** Excerpted text **
....
# Catholic Medieval Burial ceremonies?



## James The Dragon Dude (Apr 4, 2018)

Hey all, I'm working on a thing that starts with a nobleman being buried (dead of course) but I don't know much about how Catholics in specifically1066 buried their dead. The story takes place in France if that helps me paint a better picture, thanks!


----------



## CupofJoe (Apr 5, 2018)

For dates as early as 1066 and in Northern France, you might want to look at Viking or Frankish Burial rites. For the rest of France, I don't know. I don't even know if they would think of themselves as Catholic [rather than just Christians], as that kind of puts me in mind of the Catholic - Protestant Schisms that came centuries later.


----------



## skip.knox (Apr 5, 2018)

FTR, they would indeed think of themselves as Catholic. Even the Cathars, though they may not have used the word, considered themselves "catholic" because the Roman Catholic Church, in their opinion, had strayed from the true path. "Catholic" and "Christian" were more or less synonymous in the West prior to the Reformation.

As for burial practices, there's not much to say. They buried and did not cremate. They buried in consecrated ground, which tended to make necessary the presence of a priest. Even for these simple statements there were many exceptions--death at sea, death in a fire, death where the body could not be recovered, mass burial, burial of an unknown body, burial when there was no priest around, and so on. 

As for things like specific rituals, words said, and so on, we simply do not know. That sort of thing did not get recorded. And from times when we do have records--say, the 18thc or so--we find wide variations from one part of Europe to another. If I were you, I'd go looking for 18thc French burial practices. Expect to have to use a university library. And as CupofJoe says, know your regions. Normandy was as different a nation from Gascony as Denmark was from Bavaria. 

Then again, if you are not aiming for historical accuracy, just cherry-pick whatever seems to work for you.


----------



## skip.knox (Apr 5, 2018)

PS, a search on "medieval french burial practices" will return useful results. This, for example,
http://www.helsinki.fi/collegium/jo...Dying in Medieval and Early Modern Europe.pdf 

The academic in me always wonders why people don't do their research first and *then* ask questions.


----------



## pmmg (Apr 5, 2018)

Well, I am catholic, and I have been to a number of funerals, but none of them were in France or in 1066.

Given that Catholic's believe also in the Tradition of the faith, I would suspect a lot of it was similar to how it might be today, but I cant say as I really know. And that puts me in the category of doing google searches, just like everyone else.

However, the funerals I went to, began with a Mass (most everything Catholic has a mass). Some passages of the bible were read, which I suspect are the same ones that might be read at just about any funeral, and then there was a procession to the burial spot where some more things were said. (Actually now thinking on it, the actual time spent at the burial site was not very long. If I recall, the priest, does not always attend, but if not the priest than someone officiating usually asks for a moment of silence and a request to think of all the good things the deceased has brought to our lives, and then they are lowered in. After which there is not much ceremony, just filtering out.)

If this was a VIP that was getting buried, then there might be a much longer mass and a lot more words said, and a bigger procession.
....
Records contained in a dataset
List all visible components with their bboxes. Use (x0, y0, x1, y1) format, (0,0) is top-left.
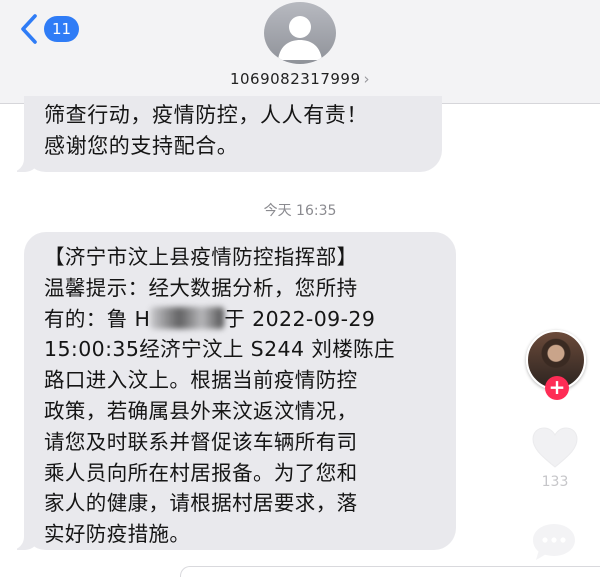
like-count: 133 (541, 474, 569, 490)
chevron-left-icon (21, 14, 37, 44)
contact-avatar-icon[interactable] (264, 2, 336, 64)
redacted-plate (150, 306, 225, 329)
back-button[interactable]: 11 (20, 12, 80, 46)
chevron-right-icon: › (363, 70, 371, 88)
heart-icon[interactable] (530, 425, 580, 471)
message-text: 筛查行动，疫情防控，人人有责！ 感谢您的支持配合。 (44, 103, 368, 158)
conversation-header: 11 1069082317999 › (0, 0, 600, 104)
follow-button[interactable]: + (545, 376, 569, 400)
comment-input-bar[interactable] (180, 566, 600, 577)
message-text: 【济宁市汶上县疫情防控指挥部】 温馨提示：经大数据分析，您所持 有的：鲁 H于 … (44, 242, 438, 550)
comment-icon[interactable] (530, 520, 578, 564)
unread-count-badge: 11 (44, 16, 80, 42)
message-text-part: 于 2022-09-29 15:00:35经济宁汶上 S244 刘楼陈庄 路口进… (44, 306, 395, 547)
sender-number-text: 1069082317999 (229, 70, 361, 88)
message-timestamp: 今天 16:35 (263, 203, 337, 219)
message-bubble[interactable]: 【济宁市汶上县疫情防控指挥部】 温馨提示：经大数据分析，您所持 有的：鲁 H于 … (0, 232, 456, 550)
message-bubble[interactable]: 筛查行动，疫情防控，人人有责！ 感谢您的支持配合。 (0, 96, 442, 172)
sender-number[interactable]: 1069082317999 › (0, 70, 600, 88)
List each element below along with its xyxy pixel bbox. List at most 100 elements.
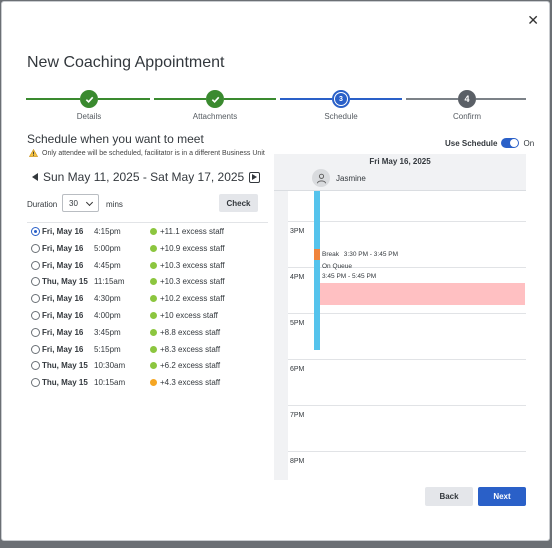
slot-time: 10:30am [94,361,126,371]
person-name: Jasmine [336,173,366,183]
slot-time: 11:15am [94,277,125,287]
close-icon[interactable]: ✕ [527,13,539,27]
staffing-status-icon [150,311,157,319]
slot-radio[interactable] [31,243,40,253]
break-activity-bar [314,249,320,260]
time-slot-row[interactable]: Thu, May 15 10:30am +6.2 excess staff [27,357,268,374]
hour-label: 7PM [290,412,305,419]
previous-week-icon[interactable] [32,173,38,181]
time-slot-row[interactable]: Fri, May 16 5:15pm +8.3 excess staff [27,341,268,358]
step-attachments-node[interactable] [206,90,224,108]
time-slot-row[interactable]: Fri, May 16 4:00pm +10 excess staff [27,307,268,324]
day-calendar: Fri May 16, 2025 Jasmine 3PM 4PM 5PM 6PM… [274,154,526,480]
step-number: 3 [335,93,347,105]
time-slot-row[interactable]: Fri, May 16 5:00pm +10.9 excess staff [27,240,268,257]
calendar-date: Fri May 16, 2025 [369,157,431,166]
slot-day: Fri, May 16 [42,260,84,270]
slot-radio[interactable] [31,361,40,371]
back-button[interactable]: Back [425,487,473,506]
check-button[interactable]: Check [219,194,258,212]
on-queue-label: On Queue [322,263,352,270]
slot-staffing: +4.3 excess staff [160,378,221,388]
step-details-node[interactable] [80,90,98,108]
slot-radio[interactable] [31,378,40,388]
slot-time: 4:45pm [94,260,121,270]
check-icon [211,96,219,103]
step-confirm-node[interactable]: 4 [458,90,476,108]
slot-radio[interactable] [31,277,40,287]
calendar-grid: 3PM 4PM 5PM 6PM 7PM 8PM Break 3:30 PM - … [288,191,526,480]
slot-radio[interactable] [31,294,40,304]
week-navigator: Sun May 11, 2025 - Sat May 17, 2025 [32,170,261,184]
hour-label: 4PM [290,274,305,281]
step-number: 4 [464,94,470,104]
staffing-status-icon [150,345,157,353]
dialog-title: New Coaching Appointment [27,54,225,71]
slot-staffing: +11.1 excess staff [160,227,224,236]
step-connector [350,98,402,100]
slot-day: Fri, May 16 [42,227,84,236]
proposed-appointment-block[interactable] [320,283,525,305]
time-slot-row[interactable]: Fri, May 16 4:45pm +10.3 excess staff [27,257,268,274]
time-slot-row[interactable]: Thu, May 15 10:15am +4.3 excess staff [27,374,268,391]
slot-time: 4:15pm [94,227,121,236]
hour-line [288,313,526,314]
staffing-status-icon [150,379,157,387]
calendar-person: Jasmine [312,169,366,187]
warning-text: Only attendee will be scheduled, facilit… [42,149,265,157]
slot-staffing: +6.2 excess staff [160,361,221,371]
use-schedule-state: On [523,138,535,148]
staffing-status-icon [150,244,157,252]
slot-time: 5:15pm [94,344,121,354]
step-schedule-node[interactable]: 3 [332,90,350,108]
slot-staffing: +8.3 excess staff [160,344,221,354]
slot-day: Fri, May 16 [42,344,84,354]
slot-radio[interactable] [31,310,40,320]
schedule-activity-bar [314,191,320,249]
step-label-attachments: Attachments [192,112,238,121]
use-schedule-toggle[interactable] [501,138,520,148]
slot-day: Thu, May 15 [42,361,88,371]
slot-radio[interactable] [31,227,40,236]
hour-line [288,221,526,222]
time-slot-row[interactable]: Fri, May 16 3:45pm +8.8 excess staff [27,324,268,341]
duration-unit: mins [106,200,123,209]
use-schedule-control: Use Schedule On [445,138,534,148]
business-unit-warning: Only attendee will be scheduled, facilit… [29,149,265,157]
slot-radio[interactable] [31,260,40,270]
slot-staffing: +8.8 excess staff [160,327,221,337]
break-label: Break [322,251,339,258]
next-button[interactable]: Next [478,487,526,506]
duration-label: Duration [27,200,58,209]
week-range: Sun May 11, 2025 - Sat May 17, 2025 [43,170,245,184]
next-week-icon [252,174,258,180]
hour-label: 6PM [290,366,305,373]
duration-select[interactable]: 30 [62,194,99,212]
chevron-down-icon [85,198,94,207]
hour-line [288,359,526,360]
hour-label: 3PM [290,228,305,235]
slot-time: 3:45pm [94,327,121,337]
on-queue-time: 3:45 PM - 5:45 PM [322,273,377,280]
step-connector [154,98,206,100]
break-time: 3:30 PM - 3:45 PM [343,251,398,258]
slot-staffing: +10.2 excess staff [160,294,225,304]
slot-radio[interactable] [31,327,40,337]
time-slot-row[interactable]: Fri, May 16 4:15pm +11.1 excess staff [27,223,268,240]
on-queue-activity-bar [314,260,320,350]
user-icon [316,173,326,183]
hour-line [288,405,526,406]
staffing-status-icon [150,228,157,235]
staffing-status-icon [150,362,157,370]
slot-day: Thu, May 15 [42,378,88,388]
slot-day: Fri, May 16 [42,327,84,337]
time-slot-row[interactable]: Fri, May 16 4:30pm +10.2 excess staff [27,290,268,307]
staffing-status-icon [150,328,157,336]
time-slot-row[interactable]: Thu, May 15 11:15am +10.3 excess staff [27,273,268,290]
slot-staffing: +10.3 excess staff [160,260,225,270]
slot-staffing: +10.3 excess staff [160,277,225,287]
hour-label: 5PM [290,320,305,327]
next-week-button[interactable] [249,171,261,183]
slot-radio[interactable] [31,344,40,354]
slot-staffing: +10.9 excess staff [160,243,225,253]
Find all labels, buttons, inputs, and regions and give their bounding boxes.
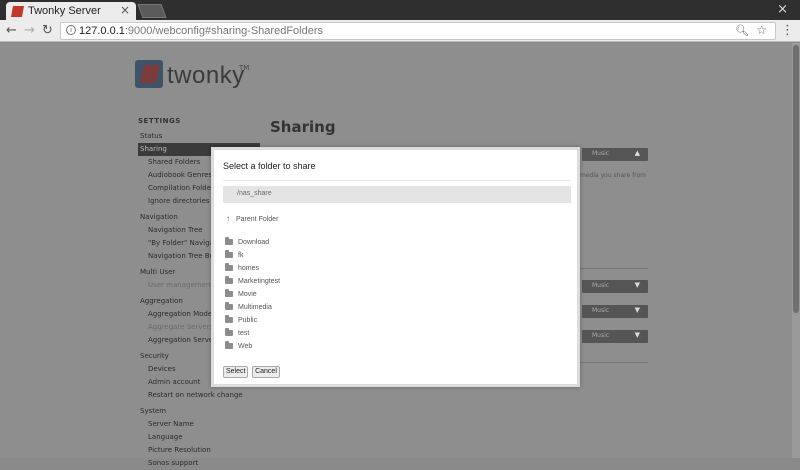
new-tab-button[interactable] — [137, 4, 167, 18]
media-type-select[interactable]: Music ▲ — [582, 148, 648, 161]
browser-tab[interactable]: Twonky Server × — [6, 2, 136, 20]
url-path: :9000/webconfig#sharing-SharedFolders — [124, 25, 323, 37]
dialog-divider — [223, 180, 571, 181]
folder-icon — [225, 302, 233, 310]
arrow-up-icon: ↑ — [226, 214, 230, 223]
folder-icon — [225, 315, 233, 323]
browser-toolbar: ← → ↻ i 127.0.0.1:9000/webconfig#sharing… — [0, 20, 800, 42]
folder-item[interactable]: Web — [225, 340, 565, 353]
cancel-button[interactable]: Cancel — [252, 366, 280, 378]
folder-icon — [225, 263, 233, 271]
chevron-down-icon: ▼ — [634, 306, 640, 314]
folder-name: Public — [238, 317, 258, 324]
media-type-select[interactable]: Music ▼ — [582, 280, 648, 293]
media-type-label: Music — [592, 332, 610, 339]
browser-titlebar: Twonky Server × × — [0, 0, 800, 20]
select-folder-dialog: Select a folder to share /nas_share ↑ Par… — [211, 147, 580, 387]
select-button[interactable]: Select — [223, 366, 248, 378]
media-type-label: Music — [592, 150, 610, 157]
folder-icon — [225, 341, 233, 349]
folder-item[interactable]: Public — [225, 314, 565, 327]
media-type-label: Music — [592, 282, 610, 289]
url-host: 127.0.0.1 — [79, 25, 125, 37]
folder-icon — [225, 328, 233, 336]
folder-icon — [225, 289, 233, 297]
folder-name: Marketingtest — [238, 278, 281, 285]
media-type-select[interactable]: Music ▼ — [582, 305, 648, 318]
folder-item[interactable]: Movie — [225, 288, 565, 301]
sidebar-item-picture-resolution[interactable]: Picture Resolution — [138, 444, 260, 457]
tab-close-icon[interactable]: × — [120, 3, 130, 17]
logo-text: twonky — [167, 62, 245, 89]
sidebar-item-restart-on-network-change[interactable]: Restart on network change — [138, 389, 260, 402]
back-arrow-icon[interactable]: ← — [6, 23, 17, 38]
sidebar-heading: SETTINGS — [138, 117, 181, 125]
folder-name: Multimedia — [238, 304, 272, 311]
window-close-icon[interactable]: × — [777, 2, 788, 17]
folder-item[interactable]: fk — [225, 249, 565, 262]
sidebar-item-sonos-support[interactable]: Sonos support — [138, 457, 260, 470]
browser-menu-icon[interactable]: ⋮ — [781, 23, 794, 38]
info-icon[interactable]: i — [66, 25, 76, 35]
dialog-title: Select a folder to share — [223, 161, 316, 171]
twonky-favicon-icon — [11, 6, 24, 17]
bookmark-star-icon[interactable]: ☆ — [756, 23, 767, 37]
divider — [580, 362, 648, 363]
folder-item[interactable]: homes — [225, 262, 565, 275]
logo-trademark: TM — [239, 64, 250, 72]
twonky-logo-mark-icon — [135, 60, 163, 88]
folder-icon — [225, 276, 233, 284]
search-zoom-icon[interactable]: 🔍︎ — [735, 24, 749, 37]
parent-folder-label: Parent Folder — [236, 216, 279, 223]
page-scroll-thumb[interactable] — [793, 45, 799, 313]
chevron-down-icon: ▼ — [634, 331, 640, 339]
folder-list: Download fk homes Marketingtest Movie Mu… — [225, 236, 565, 353]
parent-folder-link[interactable]: ↑ Parent Folder — [226, 214, 278, 223]
page-title: Sharing — [270, 118, 336, 136]
sharing-description-text: media you share from — [580, 172, 647, 179]
folder-name: Download — [238, 239, 270, 246]
folder-icon — [225, 250, 233, 258]
reload-icon[interactable]: ↻ — [42, 23, 53, 38]
folder-name: test — [238, 330, 250, 337]
tab-title: Twonky Server — [28, 5, 101, 17]
folder-name: homes — [238, 265, 260, 272]
folder-icon — [225, 237, 233, 245]
divider — [580, 268, 648, 269]
forward-arrow-icon[interactable]: → — [24, 23, 35, 38]
media-type-label: Music — [592, 307, 610, 314]
sidebar-item-language[interactable]: Language — [138, 431, 260, 444]
folder-name: Web — [238, 343, 253, 350]
folder-item[interactable]: Marketingtest — [225, 275, 565, 288]
sidebar-item-status[interactable]: Status — [138, 130, 260, 143]
folder-item[interactable]: Download — [225, 236, 565, 249]
folder-name: fk — [238, 252, 244, 259]
folder-name: Movie — [238, 291, 257, 298]
current-path-field: /nas_share — [223, 186, 571, 203]
chevron-down-icon: ▼ — [634, 281, 640, 289]
sidebar-item-system[interactable]: System — [138, 405, 260, 418]
media-type-select[interactable]: Music ▼ — [582, 330, 648, 343]
address-bar[interactable]: i 127.0.0.1:9000/webconfig#sharing-Share… — [60, 22, 776, 40]
folder-item[interactable]: test — [225, 327, 565, 340]
chevron-up-icon: ▲ — [634, 149, 640, 157]
sidebar-item-server-name[interactable]: Server Name — [138, 418, 260, 431]
folder-item[interactable]: Multimedia — [225, 301, 565, 314]
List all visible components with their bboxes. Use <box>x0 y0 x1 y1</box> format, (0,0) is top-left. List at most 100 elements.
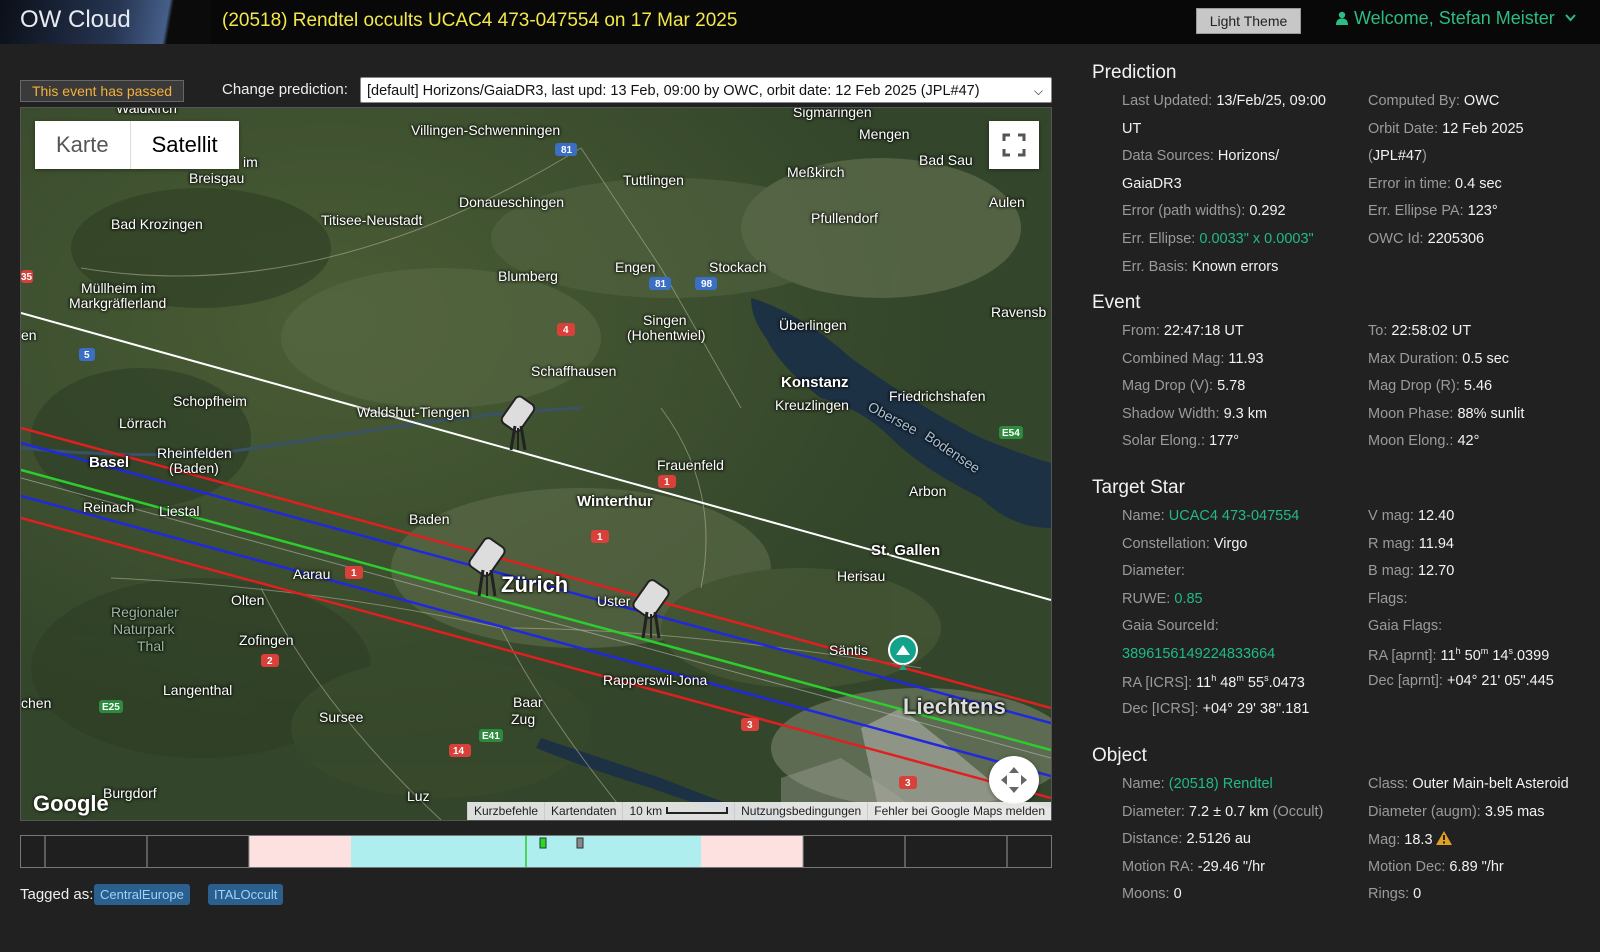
field-label: Data Sources: <box>1122 148 1214 164</box>
field-label: V mag: <box>1368 508 1414 524</box>
motion-ra-value: -29.46 "/hr <box>1197 859 1265 875</box>
road-shield: 4 <box>563 325 569 336</box>
field-label: Name: <box>1122 776 1165 792</box>
road-shield: 2 <box>267 656 273 667</box>
change-prediction-label: Change prediction: <box>222 81 348 98</box>
brand-text[interactable]: OW Cloud <box>20 6 131 34</box>
error-time-value: 0.4 sec <box>1455 176 1502 192</box>
object-name-link[interactable]: (20518) Rendtel <box>1169 776 1273 792</box>
computed-by-value: OWC <box>1463 93 1500 109</box>
ra-icrs-value: 11h 48m 55s.0473 <box>1196 673 1305 691</box>
field-label: Moons: <box>1122 886 1170 902</box>
brand-logo[interactable]: OW Cloud <box>0 0 210 44</box>
road-shield: 35 <box>21 272 33 283</box>
field-label: R mag: <box>1368 536 1415 552</box>
road-shields: 81 81 98 4 5 1 1 1 2 14 E41 E25 E54 3 3 … <box>21 143 1023 789</box>
road-shield: E41 <box>482 731 500 742</box>
map-type-karte-button[interactable]: Karte <box>35 121 130 169</box>
fullscreen-icon <box>1002 133 1026 157</box>
keyboard-shortcuts-link[interactable]: Kurzbefehle <box>467 802 545 820</box>
road-shield: E54 <box>1002 428 1020 439</box>
field-label: Solar Elong.: <box>1122 433 1206 449</box>
field-label: Max Duration: <box>1368 351 1459 367</box>
chevron-down-icon <box>1565 14 1576 22</box>
data-sources-value-cont: GaiaDR3 <box>1122 176 1182 192</box>
mag-drop-r-value: 5.46 <box>1463 378 1493 394</box>
motion-dec-value: 6.89 "/hr <box>1449 859 1504 875</box>
field-label: Moon Phase: <box>1368 406 1454 422</box>
light-theme-button[interactable]: Light Theme <box>1196 8 1301 34</box>
field-label: Name: <box>1122 508 1165 524</box>
welcome-text: Welcome, Stefan Meister <box>1354 8 1555 28</box>
field-label: Diameter: <box>1122 563 1185 579</box>
max-duration-value: 0.5 sec <box>1462 351 1510 367</box>
user-menu[interactable]: Welcome, Stefan Meister <box>1336 8 1576 29</box>
field-label: Distance: <box>1122 831 1183 847</box>
field-label: OWC Id: <box>1368 231 1424 247</box>
road-shield: 1 <box>597 532 603 543</box>
field-label: Moon Elong.: <box>1368 433 1454 449</box>
moon-phase-value: 88% sunlit <box>1457 406 1525 422</box>
to-value: 22:58:02 UT <box>1391 323 1472 339</box>
terms-link[interactable]: Nutzungsbedingungen <box>734 802 868 820</box>
field-label: Err. Basis: <box>1122 259 1189 275</box>
map-attribution: Kurzbefehle Kartendaten 10 km Nutzungsbe… <box>467 802 1051 820</box>
constellation-value: Virgo <box>1213 536 1248 552</box>
tag-centraleurope[interactable]: CentralEurope <box>94 884 190 905</box>
camera-control-button[interactable] <box>989 756 1039 804</box>
field-label: Error (path widths): <box>1122 203 1246 219</box>
road-shield: E25 <box>102 702 120 713</box>
road-shield: 1 <box>351 568 357 579</box>
field-label: Dec [ICRS]: <box>1122 701 1199 717</box>
star-name-link[interactable]: UCAC4 473-047554 <box>1169 508 1300 524</box>
tag-italoccult[interactable]: ITALOccult <box>208 884 284 905</box>
event-heading: Event <box>1092 292 1141 313</box>
diameter-augm-value: 3.95 mas <box>1484 804 1545 820</box>
shadow-width-value: 9.3 km <box>1223 406 1268 422</box>
err-pa-value: 123° <box>1467 203 1498 219</box>
field-label: RA [ICRS]: <box>1122 674 1193 691</box>
from-value: 22:47:18 UT <box>1163 323 1244 339</box>
warning-icon <box>1435 831 1452 845</box>
road-shield: 81 <box>655 279 667 290</box>
object-heading: Object <box>1092 745 1147 766</box>
field-label: Mag Drop (R): <box>1368 378 1460 394</box>
prediction-heading: Prediction <box>1092 62 1177 83</box>
field-label: Error in time: <box>1368 176 1451 192</box>
class-value: Outer Main-belt Asteroid <box>1412 776 1569 792</box>
diameter-value: 7.2 ± 0.7 km <box>1188 804 1269 820</box>
field-label: From: <box>1122 323 1160 339</box>
event-timeline[interactable] <box>20 835 1052 868</box>
data-sources-value: Horizons/ <box>1217 148 1280 164</box>
field-label: Err. Ellipse PA: <box>1368 203 1464 219</box>
gaia-source-id-link[interactable]: 3896156149224833664 <box>1122 646 1275 662</box>
map-scale[interactable]: 10 km <box>622 802 735 820</box>
road-shield: 14 <box>453 746 465 757</box>
event-title: (20518) Rendtel occults UCAC4 473-047554… <box>222 10 738 31</box>
field-label: B mag: <box>1368 563 1414 579</box>
field-label: Combined Mag: <box>1122 351 1225 367</box>
field-label: Diameter: <box>1122 804 1185 820</box>
ruwe-link[interactable]: 0.85 <box>1174 591 1202 607</box>
top-bar: OW Cloud (20518) Rendtel occults UCAC4 4… <box>0 0 1600 44</box>
map-type-switch[interactable]: Karte Satellit <box>35 121 239 169</box>
field-label: Gaia Flags: <box>1368 618 1443 634</box>
prediction-select[interactable]: [default] Horizons/GaiaDR3, last upd: 13… <box>360 77 1052 103</box>
err-ellipse-link[interactable]: 0.0033" x 0.0003" <box>1199 231 1313 247</box>
map-scale-label: 10 km <box>629 804 663 818</box>
event-passed-badge: This event has passed <box>20 80 184 102</box>
bmag-value: 12.70 <box>1417 563 1455 579</box>
orbit-ref-link[interactable]: JPL#47 <box>1373 148 1422 164</box>
road-shield: 5 <box>84 350 90 361</box>
map-view[interactable]: Waldkirch Villingen-Schwenningen Sigmari… <box>20 107 1052 821</box>
fullscreen-button[interactable] <box>989 121 1039 169</box>
map-data-link[interactable]: Kartendaten <box>544 802 623 820</box>
report-error-link[interactable]: Fehler bei Google Maps melden <box>867 802 1051 820</box>
field-label: Rings: <box>1368 886 1410 902</box>
rings-value: 0 <box>1413 886 1422 902</box>
map-type-satellit-button[interactable]: Satellit <box>129 121 239 169</box>
road-shield: 3 <box>905 778 911 789</box>
dec-icrs-value: +04° 29' 38".181 <box>1202 701 1310 717</box>
field-label: Motion RA: <box>1122 859 1194 875</box>
last-updated-value: 13/Feb/25, 09:00 <box>1216 93 1326 109</box>
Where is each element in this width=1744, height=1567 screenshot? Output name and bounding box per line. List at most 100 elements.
....
** Given instruction **
Write out the passage of the forum thread on medieval burial ceremonies above, between "For dates as" and "to the Reformation.", inclusive.

** The response **
For dates as early as 1066 and in Northern France, you might want to look at Viking or Frankish Burial rites. For the rest of France, I don't know. I don't even know if they would think of themselves as Catholic [rather than just Christians], as that kind of puts me in mind of the Catholic - Protestant Schisms that came centuries later.


----------



## skip.knox (Apr 5, 2018)

FTR, they would indeed think of themselves as Catholic. Even the Cathars, though they may not have used the word, considered themselves "catholic" because the Roman Catholic Church, in their opinion, had strayed from the true path. "Catholic" and "Christian" were more or less synonymous in the West prior to the Reformation.